## Begin
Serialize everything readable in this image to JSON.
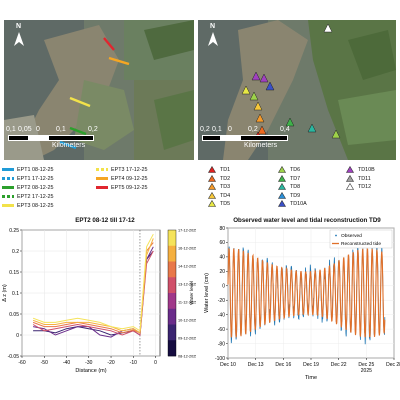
{
  "map_left": {
    "north_label": "N",
    "scale_ticks": [
      "0,1",
      "0,05",
      "0",
      "0,1",
      "0,2"
    ],
    "scale_unit": "Kilometers"
  },
  "map_right": {
    "north_label": "N",
    "scale_ticks": [
      "0,2",
      "0,1",
      "0",
      "0,2",
      "0,4"
    ],
    "scale_unit": "Kilometers"
  },
  "legend_ept": [
    {
      "label": "EPT1 08-12-25",
      "color": "#1f9bd7",
      "dash": false
    },
    {
      "label": "EPT1 17-12-25",
      "color": "#1f9bd7",
      "dash": true
    },
    {
      "label": "EPT2 08-12-25",
      "color": "#2ca02c",
      "dash": false
    },
    {
      "label": "EPT2 17-12-25",
      "color": "#2ca02c",
      "dash": true
    },
    {
      "label": "EPT3 08-12-25",
      "color": "#f2e24a",
      "dash": false
    },
    {
      "label": "EPT3 17-12-25",
      "color": "#f2e24a",
      "dash": true
    },
    {
      "label": "EPT4 09-12-25",
      "color": "#f5a623",
      "dash": false
    },
    {
      "label": "EPT5 09-12-25",
      "color": "#e0262f",
      "dash": false
    }
  ],
  "legend_td": [
    {
      "label": "TD1",
      "color": "#e02020"
    },
    {
      "label": "TD2",
      "color": "#ee6a20"
    },
    {
      "label": "TD3",
      "color": "#f59a2a"
    },
    {
      "label": "TD4",
      "color": "#f7c83a"
    },
    {
      "label": "TD5",
      "color": "#e8e845"
    },
    {
      "label": "TD6",
      "color": "#9ed24a"
    },
    {
      "label": "TD7",
      "color": "#3fb24a"
    },
    {
      "label": "TD8",
      "color": "#2ab7a0"
    },
    {
      "label": "TD9",
      "color": "#2a8fd8"
    },
    {
      "label": "TD10A",
      "color": "#3a50c8"
    },
    {
      "label": "TD10B",
      "color": "#a040c0"
    },
    {
      "label": "TD11",
      "color": "#a0a0a0"
    },
    {
      "label": "TD12",
      "color": "#ffffff"
    }
  ],
  "chart_data": [
    {
      "type": "line",
      "title": "EPT2 08-12 till 17-12",
      "xlabel": "Distance (m)",
      "ylabel": "Δ z (m)",
      "xlim": [
        -60,
        0
      ],
      "ylim": [
        -0.05,
        0.25
      ],
      "xticks": [
        "-60",
        "-50",
        "-40",
        "-30",
        "-20",
        "-10",
        "0"
      ],
      "yticks": [
        "-0.05",
        "0",
        "0.05",
        "0.1",
        "0.15",
        "0.2",
        "0.25"
      ],
      "colorbar": {
        "label": "Water level",
        "ticks": [
          "17-12-2025",
          "16-12-2025",
          "14-12-2025",
          "13-12-2025",
          "11-12-2025",
          "10-12-2025",
          "09-12-2025",
          "08-12-2025"
        ],
        "colors": [
          "#f5e35a",
          "#f5b040",
          "#e8784a",
          "#d0506a",
          "#a0388a",
          "#6a2c8a",
          "#3a2470",
          "#150c40"
        ]
      },
      "series": [
        {
          "color": "#3a2470",
          "points": [
            [
              -55,
              0.01
            ],
            [
              -50,
              0.01
            ],
            [
              -45,
              0.005
            ],
            [
              -40,
              0.015
            ],
            [
              -35,
              0.02
            ],
            [
              -30,
              0.015
            ],
            [
              -25,
              0.01
            ],
            [
              -20,
              0.0
            ],
            [
              -15,
              0.005
            ],
            [
              -10,
              0.01
            ],
            [
              -7,
              0.0
            ],
            [
              -4,
              0.18
            ],
            [
              -1,
              0.2
            ]
          ]
        },
        {
          "color": "#6a2c8a",
          "points": [
            [
              -55,
              0.02
            ],
            [
              -50,
              0.015
            ],
            [
              -45,
              0.0
            ],
            [
              -40,
              0.01
            ],
            [
              -35,
              0.02
            ],
            [
              -30,
              0.02
            ],
            [
              -25,
              0.0
            ],
            [
              -20,
              -0.005
            ],
            [
              -15,
              0.01
            ],
            [
              -10,
              0.015
            ],
            [
              -7,
              0.005
            ],
            [
              -4,
              0.18
            ],
            [
              -1,
              0.21
            ]
          ]
        },
        {
          "color": "#d0506a",
          "points": [
            [
              -55,
              0.025
            ],
            [
              -50,
              0.01
            ],
            [
              -45,
              0.015
            ],
            [
              -40,
              0.02
            ],
            [
              -35,
              0.025
            ],
            [
              -30,
              0.02
            ],
            [
              -25,
              0.015
            ],
            [
              -20,
              0.01
            ],
            [
              -15,
              0.0
            ],
            [
              -10,
              0.01
            ],
            [
              -7,
              0.0
            ],
            [
              -4,
              0.17
            ],
            [
              -1,
              0.2
            ]
          ]
        },
        {
          "color": "#e8784a",
          "points": [
            [
              -55,
              0.03
            ],
            [
              -50,
              0.02
            ],
            [
              -45,
              0.02
            ],
            [
              -40,
              0.025
            ],
            [
              -35,
              0.03
            ],
            [
              -30,
              0.025
            ],
            [
              -25,
              0.02
            ],
            [
              -20,
              0.015
            ],
            [
              -15,
              0.005
            ],
            [
              -10,
              0.012
            ],
            [
              -7,
              0.005
            ],
            [
              -4,
              0.2
            ],
            [
              -1,
              0.22
            ]
          ]
        },
        {
          "color": "#f5b040",
          "points": [
            [
              -55,
              0.035
            ],
            [
              -50,
              0.025
            ],
            [
              -45,
              0.025
            ],
            [
              -40,
              0.03
            ],
            [
              -35,
              0.03
            ],
            [
              -30,
              0.03
            ],
            [
              -25,
              0.025
            ],
            [
              -20,
              0.02
            ],
            [
              -15,
              0.01
            ],
            [
              -10,
              0.015
            ],
            [
              -7,
              0.005
            ],
            [
              -4,
              0.19
            ],
            [
              -1,
              0.23
            ]
          ]
        },
        {
          "color": "#f5e35a",
          "points": [
            [
              -55,
              0.04
            ],
            [
              -50,
              0.03
            ],
            [
              -45,
              0.03
            ],
            [
              -40,
              0.035
            ],
            [
              -35,
              0.04
            ],
            [
              -30,
              0.035
            ],
            [
              -25,
              0.03
            ],
            [
              -20,
              0.02
            ],
            [
              -15,
              0.015
            ],
            [
              -10,
              0.02
            ],
            [
              -7,
              0.01
            ],
            [
              -4,
              0.21
            ],
            [
              -1,
              0.24
            ]
          ]
        }
      ]
    },
    {
      "type": "line",
      "title": "Observed water level and tidal reconstruction TD9",
      "xlabel": "Time",
      "ylabel": "Water level (cm)",
      "ylim": [
        -100,
        80
      ],
      "yticks": [
        "-100",
        "-80",
        "-60",
        "-40",
        "-20",
        "0",
        "20",
        "40",
        "60",
        "80"
      ],
      "xticks": [
        "Dec 10",
        "Dec 13",
        "Dec 16",
        "Dec 19",
        "Dec 22",
        "Dec 25",
        "Dec 28"
      ],
      "xtick_sub": "2025",
      "legend": [
        "Observed",
        "Reconstructed tide"
      ],
      "legend_position": "top-right",
      "series": [
        {
          "name": "Observed",
          "color": "#1f77b4"
        },
        {
          "name": "Reconstructed tide",
          "color": "#e0702a"
        }
      ],
      "x_range_days": [
        10,
        28
      ],
      "data_range_days": [
        10,
        27
      ]
    }
  ]
}
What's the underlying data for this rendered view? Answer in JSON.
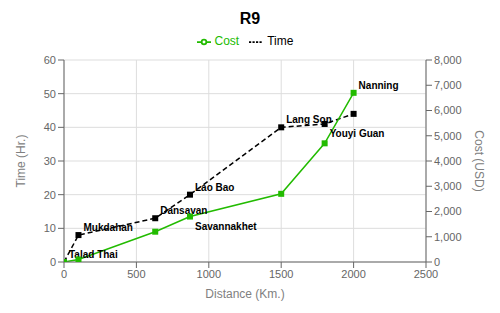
{
  "chart_data": {
    "type": "line",
    "title": "R9",
    "x_label": "Distance (Km.)",
    "y_label": "Time (Hr.)",
    "y2_label": "Cost (USD)",
    "x": [
      0,
      100,
      630,
      870,
      1500,
      1800,
      2000
    ],
    "series": [
      {
        "name": "Time",
        "color": "black",
        "values": [
          0,
          8,
          13,
          20,
          40,
          41,
          44
        ],
        "marker": "square",
        "line_style": "dashed"
      },
      {
        "name": "Cost",
        "color": "#22bb00",
        "values": [
          0,
          100,
          1200,
          1800,
          2700,
          4700,
          6700
        ],
        "marker": "square",
        "line_style": "solid",
        "axis": "y2"
      }
    ],
    "xlim": [
      0,
      2500
    ],
    "xticks": [
      0,
      500,
      1000,
      1500,
      2000,
      2500
    ],
    "ylim": [
      0,
      60
    ],
    "yticks": [
      0,
      10,
      20,
      30,
      40,
      50,
      60
    ],
    "y2lim": [
      0,
      8000
    ],
    "y2ticks": [
      0,
      {
        "value": 1000,
        "label": "1,000"
      },
      {
        "value": 2000,
        "label": "2,000"
      },
      {
        "value": 3000,
        "label": "3,000"
      },
      {
        "value": 4000,
        "label": "4,000"
      },
      {
        "value": 5000,
        "label": "5,000"
      },
      {
        "value": 6000,
        "label": "6,000"
      },
      {
        "value": 7000,
        "label": "7,000"
      },
      {
        "value": 8000,
        "label": "8,000"
      }
    ],
    "grid": true,
    "legend": "top",
    "annotations": [
      {
        "text": "Talad Thai",
        "x": 0,
        "y": 0
      },
      {
        "text": "Mukdahan",
        "x": 100,
        "y": 8
      },
      {
        "text": "Dansavan",
        "x": 630,
        "y": 13
      },
      {
        "text": "Savannakhet",
        "x": 870,
        "y": 1800,
        "axis": "y2"
      },
      {
        "text": "Lao Bao",
        "x": 870,
        "y": 20
      },
      {
        "text": "Lang Son",
        "x": 1500,
        "y": 40
      },
      {
        "text": "Youyi Guan",
        "x": 1800,
        "y": 41
      },
      {
        "text": "Nanning",
        "x": 2000,
        "y": 6700,
        "axis": "y2"
      }
    ]
  }
}
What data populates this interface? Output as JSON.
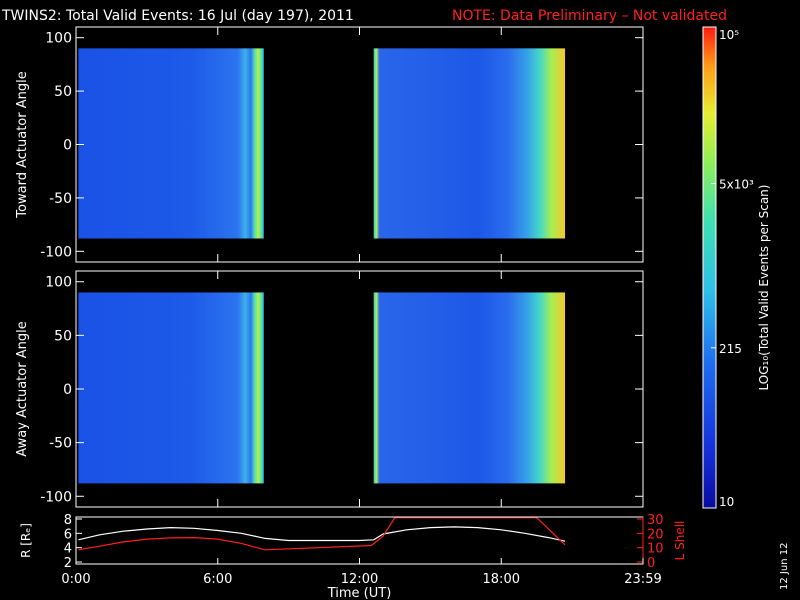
{
  "header": {
    "title": "TWINS2: Total Valid Events: 16 Jul (day 197), 2011",
    "note": "NOTE: Data Preliminary – Not validated"
  },
  "date_stamp": "12 Jun 12",
  "colors": {
    "background": "#000000",
    "axes": "#ffffff",
    "note": "#ff2020",
    "l_shell_line": "#ff2020",
    "r_line": "#ffffff"
  },
  "chart_data": [
    {
      "type": "heatmap",
      "panel": "toward",
      "ylabel": "Toward Actuator Angle",
      "ylim": [
        -110,
        110
      ],
      "yticks": [
        100,
        50,
        0,
        -50,
        -100
      ],
      "xlim": [
        0,
        24
      ],
      "x_tick_labels": [
        "0:00",
        "6:00",
        "12:00",
        "18:00",
        "23:59"
      ],
      "data_blocks": [
        [
          0.1,
          7.95
        ],
        [
          12.6,
          20.7
        ]
      ],
      "angle_range": [
        -88,
        90
      ]
    },
    {
      "type": "heatmap",
      "panel": "away",
      "ylabel": "Away Actuator Angle",
      "ylim": [
        -110,
        110
      ],
      "yticks": [
        100,
        50,
        0,
        -50,
        -100
      ],
      "xlim": [
        0,
        24
      ],
      "x_tick_labels": [
        "0:00",
        "6:00",
        "12:00",
        "18:00",
        "23:59"
      ],
      "data_blocks": [
        [
          0.1,
          7.95
        ],
        [
          12.6,
          20.7
        ]
      ],
      "angle_range": [
        -88,
        90
      ]
    },
    {
      "type": "line",
      "panel": "orbit",
      "xlabel": "Time (UT)",
      "ylabel_left": "R [Rₑ]",
      "ylabel_right": "L Shell",
      "xlim": [
        0,
        24
      ],
      "x_tick_labels": [
        "0:00",
        "6:00",
        "12:00",
        "18:00",
        "23:59"
      ],
      "left_ylim": [
        2,
        8
      ],
      "left_yticks": [
        "8",
        "6",
        "4",
        "2"
      ],
      "right_ylim": [
        0,
        30
      ],
      "right_yticks": [
        "30",
        "20",
        "10",
        "0"
      ],
      "series": [
        {
          "axis": "left",
          "x": [
            0.1,
            1,
            2,
            3,
            4,
            5,
            6,
            7,
            8,
            9,
            10,
            11,
            12,
            12.6,
            13,
            14,
            15,
            16,
            17,
            18,
            19,
            20,
            20.7
          ],
          "y": [
            5.1,
            5.8,
            6.3,
            6.6,
            6.8,
            6.7,
            6.4,
            6.0,
            5.3,
            5.0,
            5.0,
            5.0,
            5.0,
            5.1,
            5.9,
            6.5,
            6.8,
            6.9,
            6.8,
            6.5,
            6.0,
            5.4,
            4.9
          ]
        },
        {
          "axis": "right",
          "x": [
            0.1,
            1,
            2,
            3,
            4,
            5,
            6,
            7,
            8,
            12.5,
            13.0,
            13.5,
            17.0,
            18.5,
            19.5,
            20.7
          ],
          "y": [
            8.5,
            11,
            14,
            16,
            16.8,
            17,
            16,
            13,
            8.5,
            11.5,
            18,
            31,
            31,
            31,
            31,
            12
          ]
        }
      ]
    }
  ],
  "colorbar": {
    "label": "LOG₁₀(Total Valid Events per Scan)",
    "tick_labels": [
      "10⁵",
      "5x10³",
      "215",
      "10"
    ],
    "tick_values": [
      100000,
      5000,
      215,
      10
    ],
    "range": [
      10,
      100000
    ],
    "scale": "log"
  }
}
## End
-- Your goal --
How many lines in the listing above contain "note"? Answer with the number alone.

-- Solution for this problem --
2